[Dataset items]
<<<<

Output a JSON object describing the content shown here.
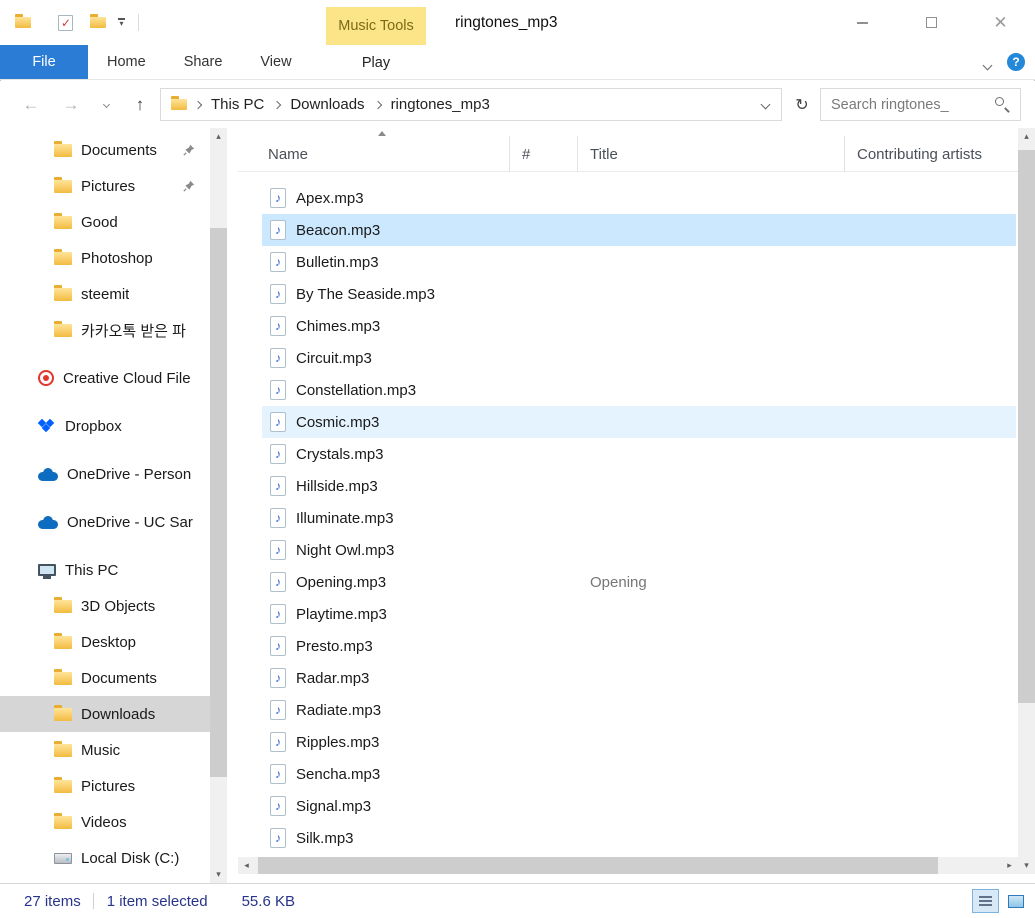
{
  "window": {
    "title": "ringtones_mp3"
  },
  "ribbon": {
    "file_tab": "File",
    "tabs": [
      "Home",
      "Share",
      "View"
    ],
    "contextual_group": "Music Tools",
    "contextual_tab": "Play"
  },
  "address_bar": {
    "breadcrumbs": [
      "This PC",
      "Downloads",
      "ringtones_mp3"
    ],
    "search_text": "Search ringtones_"
  },
  "sidebar": {
    "items": [
      {
        "label": "Documents",
        "icon": "folder",
        "indent": 2,
        "pinned": true
      },
      {
        "label": "Pictures",
        "icon": "folder",
        "indent": 2,
        "pinned": true
      },
      {
        "label": "Good",
        "icon": "folder",
        "indent": 2
      },
      {
        "label": "Photoshop",
        "icon": "folder",
        "indent": 2
      },
      {
        "label": "steemit",
        "icon": "folder",
        "indent": 2
      },
      {
        "label": "카카오톡 받은 파",
        "icon": "folder",
        "indent": 2
      },
      {
        "label": "Creative Cloud File",
        "icon": "creative-cloud",
        "indent": 1,
        "gap": true
      },
      {
        "label": "Dropbox",
        "icon": "dropbox",
        "indent": 1,
        "gap": true
      },
      {
        "label": "OneDrive - Person",
        "icon": "onedrive",
        "indent": 1,
        "gap": true
      },
      {
        "label": "OneDrive - UC Sar",
        "icon": "onedrive",
        "indent": 1,
        "gap": true
      },
      {
        "label": "This PC",
        "icon": "pc",
        "indent": 1,
        "gap": true
      },
      {
        "label": "3D Objects",
        "icon": "folder",
        "indent": 2
      },
      {
        "label": "Desktop",
        "icon": "folder",
        "indent": 2
      },
      {
        "label": "Documents",
        "icon": "folder",
        "indent": 2
      },
      {
        "label": "Downloads",
        "icon": "folder",
        "indent": 2,
        "selected": true
      },
      {
        "label": "Music",
        "icon": "folder",
        "indent": 2
      },
      {
        "label": "Pictures",
        "icon": "folder",
        "indent": 2
      },
      {
        "label": "Videos",
        "icon": "folder",
        "indent": 2
      },
      {
        "label": "Local Disk (C:)",
        "icon": "disk",
        "indent": 2
      }
    ]
  },
  "file_list": {
    "columns": [
      "Name",
      "#",
      "Title",
      "Contributing artists"
    ],
    "sorted_by": "Name",
    "files": [
      {
        "name": "Apex.mp3"
      },
      {
        "name": "Beacon.mp3",
        "state": "selected"
      },
      {
        "name": "Bulletin.mp3"
      },
      {
        "name": "By The Seaside.mp3"
      },
      {
        "name": "Chimes.mp3"
      },
      {
        "name": "Circuit.mp3"
      },
      {
        "name": "Constellation.mp3"
      },
      {
        "name": "Cosmic.mp3",
        "state": "hover"
      },
      {
        "name": "Crystals.mp3"
      },
      {
        "name": "Hillside.mp3"
      },
      {
        "name": "Illuminate.mp3"
      },
      {
        "name": "Night Owl.mp3"
      },
      {
        "name": "Opening.mp3",
        "title": "Opening"
      },
      {
        "name": "Playtime.mp3"
      },
      {
        "name": "Presto.mp3"
      },
      {
        "name": "Radar.mp3"
      },
      {
        "name": "Radiate.mp3"
      },
      {
        "name": "Ripples.mp3"
      },
      {
        "name": "Sencha.mp3"
      },
      {
        "name": "Signal.mp3"
      },
      {
        "name": "Silk.mp3"
      }
    ]
  },
  "status_bar": {
    "items_count": "27 items",
    "selection": "1 item selected",
    "selection_size": "55.6 KB"
  },
  "icons": {
    "note": "♪",
    "close": "✕",
    "back": "←",
    "forward": "→",
    "up": "↑",
    "refresh": "↻",
    "help": "?",
    "check": "✓",
    "tri_up": "▴",
    "tri_down": "▾",
    "tri_left": "◂",
    "tri_right": "▸"
  },
  "colors": {
    "file_tab_blue": "#2a7cd4",
    "contextual_tab_yellow": "#fce488",
    "contextual_tab_text": "#7d6a15",
    "selection_blue": "#cce8ff",
    "hover_blue": "#e5f3ff",
    "sidebar_selected_gray": "#d6d6d6",
    "status_text_blue": "#27348b",
    "help_blue": "#2488d8"
  }
}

>>>>

**YOUR OBJECTIVE:**
Make an exact copy of the records above, with the pictures left out.

**SOLUTION TO THIS EXERCISE:**
Output a JSON object describing the content shown here.
{
  "window": {
    "title": "ringtones_mp3"
  },
  "ribbon": {
    "file_tab": "File",
    "tabs": [
      "Home",
      "Share",
      "View"
    ],
    "contextual_group": "Music Tools",
    "contextual_tab": "Play"
  },
  "address_bar": {
    "breadcrumbs": [
      "This PC",
      "Downloads",
      "ringtones_mp3"
    ],
    "search_text": "Search ringtones_"
  },
  "sidebar": {
    "items": [
      {
        "label": "Documents",
        "icon": "folder",
        "indent": 2,
        "pinned": true
      },
      {
        "label": "Pictures",
        "icon": "folder",
        "indent": 2,
        "pinned": true
      },
      {
        "label": "Good",
        "icon": "folder",
        "indent": 2
      },
      {
        "label": "Photoshop",
        "icon": "folder",
        "indent": 2
      },
      {
        "label": "steemit",
        "icon": "folder",
        "indent": 2
      },
      {
        "label": "카카오톡 받은 파",
        "icon": "folder",
        "indent": 2
      },
      {
        "label": "Creative Cloud File",
        "icon": "creative-cloud",
        "indent": 1,
        "gap": true
      },
      {
        "label": "Dropbox",
        "icon": "dropbox",
        "indent": 1,
        "gap": true
      },
      {
        "label": "OneDrive - Person",
        "icon": "onedrive",
        "indent": 1,
        "gap": true
      },
      {
        "label": "OneDrive - UC Sar",
        "icon": "onedrive",
        "indent": 1,
        "gap": true
      },
      {
        "label": "This PC",
        "icon": "pc",
        "indent": 1,
        "gap": true
      },
      {
        "label": "3D Objects",
        "icon": "folder",
        "indent": 2
      },
      {
        "label": "Desktop",
        "icon": "folder",
        "indent": 2
      },
      {
        "label": "Documents",
        "icon": "folder",
        "indent": 2
      },
      {
        "label": "Downloads",
        "icon": "folder",
        "indent": 2,
        "selected": true
      },
      {
        "label": "Music",
        "icon": "folder",
        "indent": 2
      },
      {
        "label": "Pictures",
        "icon": "folder",
        "indent": 2
      },
      {
        "label": "Videos",
        "icon": "folder",
        "indent": 2
      },
      {
        "label": "Local Disk (C:)",
        "icon": "disk",
        "indent": 2
      }
    ]
  },
  "file_list": {
    "columns": [
      "Name",
      "#",
      "Title",
      "Contributing artists"
    ],
    "sorted_by": "Name",
    "files": [
      {
        "name": "Apex.mp3"
      },
      {
        "name": "Beacon.mp3",
        "state": "selected"
      },
      {
        "name": "Bulletin.mp3"
      },
      {
        "name": "By The Seaside.mp3"
      },
      {
        "name": "Chimes.mp3"
      },
      {
        "name": "Circuit.mp3"
      },
      {
        "name": "Constellation.mp3"
      },
      {
        "name": "Cosmic.mp3",
        "state": "hover"
      },
      {
        "name": "Crystals.mp3"
      },
      {
        "name": "Hillside.mp3"
      },
      {
        "name": "Illuminate.mp3"
      },
      {
        "name": "Night Owl.mp3"
      },
      {
        "name": "Opening.mp3",
        "title": "Opening"
      },
      {
        "name": "Playtime.mp3"
      },
      {
        "name": "Presto.mp3"
      },
      {
        "name": "Radar.mp3"
      },
      {
        "name": "Radiate.mp3"
      },
      {
        "name": "Ripples.mp3"
      },
      {
        "name": "Sencha.mp3"
      },
      {
        "name": "Signal.mp3"
      },
      {
        "name": "Silk.mp3"
      }
    ]
  },
  "status_bar": {
    "items_count": "27 items",
    "selection": "1 item selected",
    "selection_size": "55.6 KB"
  },
  "icons": {
    "note": "♪",
    "close": "✕",
    "back": "←",
    "forward": "→",
    "up": "↑",
    "refresh": "↻",
    "help": "?",
    "check": "✓",
    "tri_up": "▴",
    "tri_down": "▾",
    "tri_left": "◂",
    "tri_right": "▸"
  },
  "colors": {
    "file_tab_blue": "#2a7cd4",
    "contextual_tab_yellow": "#fce488",
    "contextual_tab_text": "#7d6a15",
    "selection_blue": "#cce8ff",
    "hover_blue": "#e5f3ff",
    "sidebar_selected_gray": "#d6d6d6",
    "status_text_blue": "#27348b",
    "help_blue": "#2488d8"
  }
}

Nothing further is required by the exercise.